• _Exercise task_: Below are the records. Gather each line that holds "expenses".

• _Exercise input_:
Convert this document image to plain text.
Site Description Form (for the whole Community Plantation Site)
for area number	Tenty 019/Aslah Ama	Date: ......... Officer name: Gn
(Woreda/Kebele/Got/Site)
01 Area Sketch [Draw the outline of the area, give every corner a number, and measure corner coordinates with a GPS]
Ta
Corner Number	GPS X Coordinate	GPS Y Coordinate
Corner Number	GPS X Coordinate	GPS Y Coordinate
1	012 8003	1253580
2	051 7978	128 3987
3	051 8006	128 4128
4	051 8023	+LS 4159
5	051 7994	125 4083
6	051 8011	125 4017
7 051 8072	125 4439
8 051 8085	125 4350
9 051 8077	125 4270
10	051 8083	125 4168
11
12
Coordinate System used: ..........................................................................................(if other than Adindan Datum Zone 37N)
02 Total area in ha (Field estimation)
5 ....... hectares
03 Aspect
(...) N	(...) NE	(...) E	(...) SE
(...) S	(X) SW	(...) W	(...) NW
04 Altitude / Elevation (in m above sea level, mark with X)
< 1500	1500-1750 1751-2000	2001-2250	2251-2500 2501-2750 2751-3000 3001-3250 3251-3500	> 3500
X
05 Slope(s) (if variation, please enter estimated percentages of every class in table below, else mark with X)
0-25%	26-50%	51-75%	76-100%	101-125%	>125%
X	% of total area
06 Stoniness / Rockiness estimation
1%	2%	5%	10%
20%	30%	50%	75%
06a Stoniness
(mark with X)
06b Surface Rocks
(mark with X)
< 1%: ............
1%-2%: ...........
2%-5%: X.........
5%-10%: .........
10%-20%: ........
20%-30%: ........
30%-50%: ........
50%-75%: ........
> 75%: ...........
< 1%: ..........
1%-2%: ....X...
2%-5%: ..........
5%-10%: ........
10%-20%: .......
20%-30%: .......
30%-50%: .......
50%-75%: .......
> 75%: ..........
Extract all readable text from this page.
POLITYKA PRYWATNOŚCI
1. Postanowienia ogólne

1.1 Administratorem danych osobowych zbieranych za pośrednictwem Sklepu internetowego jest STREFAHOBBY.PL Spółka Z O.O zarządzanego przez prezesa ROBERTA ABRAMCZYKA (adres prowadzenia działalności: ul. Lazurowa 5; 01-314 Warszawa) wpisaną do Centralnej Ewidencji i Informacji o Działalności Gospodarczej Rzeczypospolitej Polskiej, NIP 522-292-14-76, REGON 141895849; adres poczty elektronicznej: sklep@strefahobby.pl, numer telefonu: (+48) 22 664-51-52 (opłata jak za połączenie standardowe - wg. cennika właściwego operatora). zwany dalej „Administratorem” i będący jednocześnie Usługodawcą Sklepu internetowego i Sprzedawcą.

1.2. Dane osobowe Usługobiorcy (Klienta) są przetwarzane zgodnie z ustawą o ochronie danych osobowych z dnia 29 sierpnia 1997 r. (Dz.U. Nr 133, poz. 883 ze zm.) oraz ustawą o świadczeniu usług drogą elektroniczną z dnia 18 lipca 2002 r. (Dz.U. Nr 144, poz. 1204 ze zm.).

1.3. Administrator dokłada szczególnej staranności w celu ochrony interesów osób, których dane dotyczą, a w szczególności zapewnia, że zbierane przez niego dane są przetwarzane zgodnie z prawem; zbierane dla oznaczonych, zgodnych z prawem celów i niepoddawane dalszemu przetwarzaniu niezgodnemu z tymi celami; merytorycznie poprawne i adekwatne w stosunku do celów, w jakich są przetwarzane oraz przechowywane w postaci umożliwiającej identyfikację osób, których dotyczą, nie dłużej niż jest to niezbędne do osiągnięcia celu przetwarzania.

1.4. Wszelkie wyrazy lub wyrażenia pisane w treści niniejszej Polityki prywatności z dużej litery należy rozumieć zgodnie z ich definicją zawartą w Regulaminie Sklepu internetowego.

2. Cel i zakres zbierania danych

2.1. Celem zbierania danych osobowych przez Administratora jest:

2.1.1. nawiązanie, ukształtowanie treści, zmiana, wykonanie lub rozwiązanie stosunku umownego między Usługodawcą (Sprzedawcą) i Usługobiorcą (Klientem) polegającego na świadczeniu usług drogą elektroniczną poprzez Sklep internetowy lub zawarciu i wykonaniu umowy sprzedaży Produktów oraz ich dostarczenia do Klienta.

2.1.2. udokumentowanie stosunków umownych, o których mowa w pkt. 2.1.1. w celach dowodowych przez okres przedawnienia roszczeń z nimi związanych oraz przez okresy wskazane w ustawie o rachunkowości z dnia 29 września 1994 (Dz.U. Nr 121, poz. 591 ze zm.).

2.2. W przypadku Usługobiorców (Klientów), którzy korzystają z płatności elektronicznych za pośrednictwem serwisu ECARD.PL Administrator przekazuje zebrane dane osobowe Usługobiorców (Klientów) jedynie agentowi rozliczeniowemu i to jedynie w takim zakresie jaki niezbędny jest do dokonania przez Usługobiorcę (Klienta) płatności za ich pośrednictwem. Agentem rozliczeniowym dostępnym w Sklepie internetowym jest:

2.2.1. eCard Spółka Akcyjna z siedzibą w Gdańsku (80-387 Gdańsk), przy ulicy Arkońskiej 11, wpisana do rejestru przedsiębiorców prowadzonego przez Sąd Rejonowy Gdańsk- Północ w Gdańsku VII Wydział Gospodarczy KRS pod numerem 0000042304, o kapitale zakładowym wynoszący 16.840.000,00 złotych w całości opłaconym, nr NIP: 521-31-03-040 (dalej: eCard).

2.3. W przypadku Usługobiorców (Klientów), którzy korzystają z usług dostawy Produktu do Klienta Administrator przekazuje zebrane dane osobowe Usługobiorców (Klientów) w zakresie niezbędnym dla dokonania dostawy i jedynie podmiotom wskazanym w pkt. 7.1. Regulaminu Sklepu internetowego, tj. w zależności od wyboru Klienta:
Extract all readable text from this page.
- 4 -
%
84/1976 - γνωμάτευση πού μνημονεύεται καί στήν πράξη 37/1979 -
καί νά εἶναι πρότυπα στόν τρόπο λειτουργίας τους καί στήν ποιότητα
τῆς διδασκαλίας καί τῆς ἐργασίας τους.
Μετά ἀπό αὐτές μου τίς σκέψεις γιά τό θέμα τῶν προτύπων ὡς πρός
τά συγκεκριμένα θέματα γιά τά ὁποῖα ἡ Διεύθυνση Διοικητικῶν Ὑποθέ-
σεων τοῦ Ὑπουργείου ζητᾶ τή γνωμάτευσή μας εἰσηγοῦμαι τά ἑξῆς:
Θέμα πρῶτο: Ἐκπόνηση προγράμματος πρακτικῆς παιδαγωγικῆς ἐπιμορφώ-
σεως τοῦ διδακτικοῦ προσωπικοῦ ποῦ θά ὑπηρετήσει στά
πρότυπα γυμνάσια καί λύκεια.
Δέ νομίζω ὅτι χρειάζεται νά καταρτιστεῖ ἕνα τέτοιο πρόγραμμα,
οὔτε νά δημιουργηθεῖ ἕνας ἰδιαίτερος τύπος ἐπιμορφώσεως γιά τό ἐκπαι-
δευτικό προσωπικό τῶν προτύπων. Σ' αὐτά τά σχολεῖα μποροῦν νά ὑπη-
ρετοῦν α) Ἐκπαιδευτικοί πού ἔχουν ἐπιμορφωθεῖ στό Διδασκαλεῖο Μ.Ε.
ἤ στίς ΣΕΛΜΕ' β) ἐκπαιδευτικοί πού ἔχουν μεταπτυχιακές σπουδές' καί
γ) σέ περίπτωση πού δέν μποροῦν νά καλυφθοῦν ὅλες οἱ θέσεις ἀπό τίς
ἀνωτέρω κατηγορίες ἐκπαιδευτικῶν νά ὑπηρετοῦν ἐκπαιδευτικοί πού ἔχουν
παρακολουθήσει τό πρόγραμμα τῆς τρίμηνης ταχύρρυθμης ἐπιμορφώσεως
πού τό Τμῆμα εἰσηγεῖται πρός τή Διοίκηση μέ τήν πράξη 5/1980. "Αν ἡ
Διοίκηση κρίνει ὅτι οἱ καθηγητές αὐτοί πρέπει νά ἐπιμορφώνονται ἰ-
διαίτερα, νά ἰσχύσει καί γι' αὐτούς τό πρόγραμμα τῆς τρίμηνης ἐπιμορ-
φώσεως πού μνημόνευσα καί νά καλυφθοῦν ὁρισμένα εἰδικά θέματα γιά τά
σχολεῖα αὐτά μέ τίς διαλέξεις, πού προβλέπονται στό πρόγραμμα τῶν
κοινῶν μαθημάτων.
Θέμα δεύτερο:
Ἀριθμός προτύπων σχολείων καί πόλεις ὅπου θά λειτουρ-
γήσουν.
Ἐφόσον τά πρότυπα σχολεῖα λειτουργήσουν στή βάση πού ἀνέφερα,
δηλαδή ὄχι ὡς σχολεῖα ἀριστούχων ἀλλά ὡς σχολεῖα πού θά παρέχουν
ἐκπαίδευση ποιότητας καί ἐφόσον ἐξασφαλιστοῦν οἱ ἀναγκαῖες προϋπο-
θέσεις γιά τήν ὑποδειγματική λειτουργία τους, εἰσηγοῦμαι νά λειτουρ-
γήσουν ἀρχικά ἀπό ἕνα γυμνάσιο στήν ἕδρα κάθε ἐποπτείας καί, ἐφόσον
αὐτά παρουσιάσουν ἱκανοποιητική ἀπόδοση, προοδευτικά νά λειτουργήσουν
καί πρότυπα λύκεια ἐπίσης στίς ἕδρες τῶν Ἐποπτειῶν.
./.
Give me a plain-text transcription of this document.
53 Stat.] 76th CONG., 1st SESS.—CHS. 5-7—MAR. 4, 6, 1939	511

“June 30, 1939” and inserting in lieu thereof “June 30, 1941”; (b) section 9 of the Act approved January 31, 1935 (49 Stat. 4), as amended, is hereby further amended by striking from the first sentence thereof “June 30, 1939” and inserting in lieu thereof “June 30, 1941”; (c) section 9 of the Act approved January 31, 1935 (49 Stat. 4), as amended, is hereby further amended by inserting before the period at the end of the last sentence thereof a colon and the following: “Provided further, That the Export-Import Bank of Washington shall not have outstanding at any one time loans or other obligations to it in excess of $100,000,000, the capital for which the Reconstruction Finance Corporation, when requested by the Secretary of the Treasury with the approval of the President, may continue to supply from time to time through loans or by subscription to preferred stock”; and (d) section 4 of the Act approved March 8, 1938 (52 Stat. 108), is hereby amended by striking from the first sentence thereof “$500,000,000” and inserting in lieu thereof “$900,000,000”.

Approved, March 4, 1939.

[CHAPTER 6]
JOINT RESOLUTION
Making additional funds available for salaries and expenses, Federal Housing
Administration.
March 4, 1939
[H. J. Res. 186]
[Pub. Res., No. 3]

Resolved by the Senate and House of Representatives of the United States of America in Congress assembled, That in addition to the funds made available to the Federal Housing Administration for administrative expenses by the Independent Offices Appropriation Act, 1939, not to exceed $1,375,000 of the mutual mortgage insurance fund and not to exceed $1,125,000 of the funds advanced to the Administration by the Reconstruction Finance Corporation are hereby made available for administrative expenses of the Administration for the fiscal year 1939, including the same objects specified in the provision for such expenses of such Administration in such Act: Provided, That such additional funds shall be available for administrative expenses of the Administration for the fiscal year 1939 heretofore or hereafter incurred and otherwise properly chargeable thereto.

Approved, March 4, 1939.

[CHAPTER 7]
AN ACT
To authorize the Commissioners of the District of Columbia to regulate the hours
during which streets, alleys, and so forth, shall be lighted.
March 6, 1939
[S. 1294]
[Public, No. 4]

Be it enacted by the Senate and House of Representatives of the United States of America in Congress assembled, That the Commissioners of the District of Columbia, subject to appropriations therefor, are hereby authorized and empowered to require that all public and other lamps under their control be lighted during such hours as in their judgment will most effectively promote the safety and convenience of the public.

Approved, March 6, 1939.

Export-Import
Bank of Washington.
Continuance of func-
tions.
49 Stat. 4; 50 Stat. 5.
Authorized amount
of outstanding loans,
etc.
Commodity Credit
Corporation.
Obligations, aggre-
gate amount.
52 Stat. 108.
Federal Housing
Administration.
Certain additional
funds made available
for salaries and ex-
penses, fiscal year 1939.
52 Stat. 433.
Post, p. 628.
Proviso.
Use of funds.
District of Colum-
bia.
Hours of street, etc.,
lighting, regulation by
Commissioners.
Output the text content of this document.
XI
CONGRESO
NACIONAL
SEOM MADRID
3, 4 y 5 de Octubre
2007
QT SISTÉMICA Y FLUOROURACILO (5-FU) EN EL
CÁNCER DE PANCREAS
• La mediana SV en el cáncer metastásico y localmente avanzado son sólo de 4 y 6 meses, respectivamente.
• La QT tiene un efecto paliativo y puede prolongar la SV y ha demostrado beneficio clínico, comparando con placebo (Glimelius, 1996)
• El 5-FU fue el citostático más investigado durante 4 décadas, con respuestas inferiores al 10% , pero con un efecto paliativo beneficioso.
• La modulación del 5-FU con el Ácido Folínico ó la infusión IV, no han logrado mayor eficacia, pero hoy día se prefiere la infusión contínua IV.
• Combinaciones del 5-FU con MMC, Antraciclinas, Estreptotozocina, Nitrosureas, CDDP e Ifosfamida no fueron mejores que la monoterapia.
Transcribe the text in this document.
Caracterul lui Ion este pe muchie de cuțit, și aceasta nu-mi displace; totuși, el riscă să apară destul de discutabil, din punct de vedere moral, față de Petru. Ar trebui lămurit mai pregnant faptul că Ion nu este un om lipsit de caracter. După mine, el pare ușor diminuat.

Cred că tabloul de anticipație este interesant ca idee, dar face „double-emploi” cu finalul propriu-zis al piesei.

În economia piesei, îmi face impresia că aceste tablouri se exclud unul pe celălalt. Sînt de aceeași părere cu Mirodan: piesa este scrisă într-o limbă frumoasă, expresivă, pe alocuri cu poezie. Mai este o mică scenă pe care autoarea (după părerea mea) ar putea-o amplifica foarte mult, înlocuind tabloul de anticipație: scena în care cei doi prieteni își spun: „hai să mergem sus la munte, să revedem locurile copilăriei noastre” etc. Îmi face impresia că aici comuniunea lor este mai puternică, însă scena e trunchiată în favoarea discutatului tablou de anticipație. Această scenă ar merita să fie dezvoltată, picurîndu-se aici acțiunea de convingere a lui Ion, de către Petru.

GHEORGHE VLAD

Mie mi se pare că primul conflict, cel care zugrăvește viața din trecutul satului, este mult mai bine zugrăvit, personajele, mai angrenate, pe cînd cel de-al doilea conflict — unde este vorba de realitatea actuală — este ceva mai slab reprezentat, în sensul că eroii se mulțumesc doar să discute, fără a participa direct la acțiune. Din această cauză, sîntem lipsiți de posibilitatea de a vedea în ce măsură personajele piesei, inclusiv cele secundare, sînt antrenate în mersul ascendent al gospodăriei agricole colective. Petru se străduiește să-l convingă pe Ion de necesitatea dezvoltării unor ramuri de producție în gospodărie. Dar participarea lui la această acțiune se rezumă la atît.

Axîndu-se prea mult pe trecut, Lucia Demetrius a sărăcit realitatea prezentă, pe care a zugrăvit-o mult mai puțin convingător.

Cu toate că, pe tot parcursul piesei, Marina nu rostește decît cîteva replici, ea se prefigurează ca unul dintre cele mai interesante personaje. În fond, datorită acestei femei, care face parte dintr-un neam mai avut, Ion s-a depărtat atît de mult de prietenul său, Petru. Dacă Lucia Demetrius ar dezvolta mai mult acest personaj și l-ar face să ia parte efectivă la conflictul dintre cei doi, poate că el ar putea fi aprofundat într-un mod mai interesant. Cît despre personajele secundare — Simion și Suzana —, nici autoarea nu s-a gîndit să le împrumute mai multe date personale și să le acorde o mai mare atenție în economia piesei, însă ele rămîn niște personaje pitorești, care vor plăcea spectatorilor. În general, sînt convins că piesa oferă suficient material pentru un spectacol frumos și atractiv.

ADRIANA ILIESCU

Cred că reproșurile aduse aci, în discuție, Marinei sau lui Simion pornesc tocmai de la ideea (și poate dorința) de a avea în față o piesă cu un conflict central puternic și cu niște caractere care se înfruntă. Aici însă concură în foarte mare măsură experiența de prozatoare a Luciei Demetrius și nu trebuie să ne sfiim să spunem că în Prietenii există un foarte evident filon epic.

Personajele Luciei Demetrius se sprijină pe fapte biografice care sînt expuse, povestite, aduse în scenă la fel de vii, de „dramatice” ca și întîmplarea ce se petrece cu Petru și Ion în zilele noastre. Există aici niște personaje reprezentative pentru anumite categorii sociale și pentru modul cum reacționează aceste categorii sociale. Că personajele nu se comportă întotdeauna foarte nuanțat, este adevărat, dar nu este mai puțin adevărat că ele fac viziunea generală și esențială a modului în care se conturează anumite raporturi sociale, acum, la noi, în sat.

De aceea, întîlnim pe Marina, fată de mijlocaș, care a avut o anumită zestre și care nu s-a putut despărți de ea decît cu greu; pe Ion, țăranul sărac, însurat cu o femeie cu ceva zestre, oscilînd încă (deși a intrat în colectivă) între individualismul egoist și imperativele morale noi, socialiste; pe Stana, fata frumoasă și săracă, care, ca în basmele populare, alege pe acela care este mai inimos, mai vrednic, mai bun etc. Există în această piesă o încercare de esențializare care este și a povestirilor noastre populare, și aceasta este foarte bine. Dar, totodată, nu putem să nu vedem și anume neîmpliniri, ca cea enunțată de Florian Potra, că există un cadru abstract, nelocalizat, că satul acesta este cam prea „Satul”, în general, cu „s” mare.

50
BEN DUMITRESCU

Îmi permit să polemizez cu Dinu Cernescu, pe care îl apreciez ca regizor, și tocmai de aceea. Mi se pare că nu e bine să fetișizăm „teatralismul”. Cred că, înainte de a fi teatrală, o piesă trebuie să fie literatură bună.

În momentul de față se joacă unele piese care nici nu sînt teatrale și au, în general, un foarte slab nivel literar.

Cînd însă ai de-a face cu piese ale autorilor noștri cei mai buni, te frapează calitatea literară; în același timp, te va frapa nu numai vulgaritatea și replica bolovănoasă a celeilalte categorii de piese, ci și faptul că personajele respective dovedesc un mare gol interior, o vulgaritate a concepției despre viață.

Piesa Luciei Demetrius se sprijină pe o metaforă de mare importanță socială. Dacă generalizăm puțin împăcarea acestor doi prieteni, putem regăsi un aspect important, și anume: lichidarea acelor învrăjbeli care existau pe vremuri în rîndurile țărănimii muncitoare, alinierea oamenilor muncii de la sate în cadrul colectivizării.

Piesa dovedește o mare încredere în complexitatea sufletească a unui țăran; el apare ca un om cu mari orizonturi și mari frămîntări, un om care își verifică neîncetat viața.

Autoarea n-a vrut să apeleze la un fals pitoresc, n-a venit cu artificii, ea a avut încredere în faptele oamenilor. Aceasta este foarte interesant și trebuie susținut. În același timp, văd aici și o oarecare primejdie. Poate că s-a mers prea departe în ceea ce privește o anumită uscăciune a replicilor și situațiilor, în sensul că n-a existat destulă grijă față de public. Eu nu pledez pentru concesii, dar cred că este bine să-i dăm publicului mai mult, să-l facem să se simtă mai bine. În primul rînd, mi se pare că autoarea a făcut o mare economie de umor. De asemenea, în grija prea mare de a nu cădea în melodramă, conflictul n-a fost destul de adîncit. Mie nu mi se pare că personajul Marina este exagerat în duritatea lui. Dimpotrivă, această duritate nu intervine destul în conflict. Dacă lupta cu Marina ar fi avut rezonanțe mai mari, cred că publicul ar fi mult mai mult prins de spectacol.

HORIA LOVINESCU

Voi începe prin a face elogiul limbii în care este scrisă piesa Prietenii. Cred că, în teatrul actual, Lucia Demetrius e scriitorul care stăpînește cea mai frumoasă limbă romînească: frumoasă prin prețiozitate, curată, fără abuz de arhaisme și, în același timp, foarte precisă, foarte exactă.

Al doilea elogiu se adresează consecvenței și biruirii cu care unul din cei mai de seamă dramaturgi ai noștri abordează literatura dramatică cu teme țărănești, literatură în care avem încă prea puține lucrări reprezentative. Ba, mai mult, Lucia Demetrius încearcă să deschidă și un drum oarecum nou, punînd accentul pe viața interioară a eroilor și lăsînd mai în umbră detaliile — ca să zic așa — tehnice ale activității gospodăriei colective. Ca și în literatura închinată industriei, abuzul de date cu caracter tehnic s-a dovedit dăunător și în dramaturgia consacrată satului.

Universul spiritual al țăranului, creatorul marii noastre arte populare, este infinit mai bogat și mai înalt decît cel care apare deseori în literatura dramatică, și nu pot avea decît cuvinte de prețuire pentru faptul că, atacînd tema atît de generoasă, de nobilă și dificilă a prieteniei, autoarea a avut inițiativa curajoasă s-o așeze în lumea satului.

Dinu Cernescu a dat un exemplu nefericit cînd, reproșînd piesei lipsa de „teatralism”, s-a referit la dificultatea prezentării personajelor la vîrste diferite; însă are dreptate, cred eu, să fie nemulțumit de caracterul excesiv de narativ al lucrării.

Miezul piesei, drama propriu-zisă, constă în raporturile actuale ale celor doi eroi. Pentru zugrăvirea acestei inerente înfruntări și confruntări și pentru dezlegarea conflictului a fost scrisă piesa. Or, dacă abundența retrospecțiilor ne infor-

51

• _The output_:
Making additional funds available for salaries and expenses, Federal Housing
Resolved by the Senate and House of Representatives of the United States of America in Congress assembled, That in addition to the funds made available to the Federal Housing Administration for administrative expenses by the Independent Offices Appropriation Act, 1939, not to exceed $1,375,000 of the mutual mortgage insurance fund and not to exceed $1,125,000 of the funds advanced to the Administration by the Reconstruction Finance Corporation are hereby made available for administrative expenses of the Administration for the fiscal year 1939, including the same objects specified in the provision for such expenses of such Administration in such Act: Provided, That such additional funds shall be available for administrative expenses of the Administration for the fiscal year 1939 heretofore or hereafter incurred and otherwise properly chargeable thereto.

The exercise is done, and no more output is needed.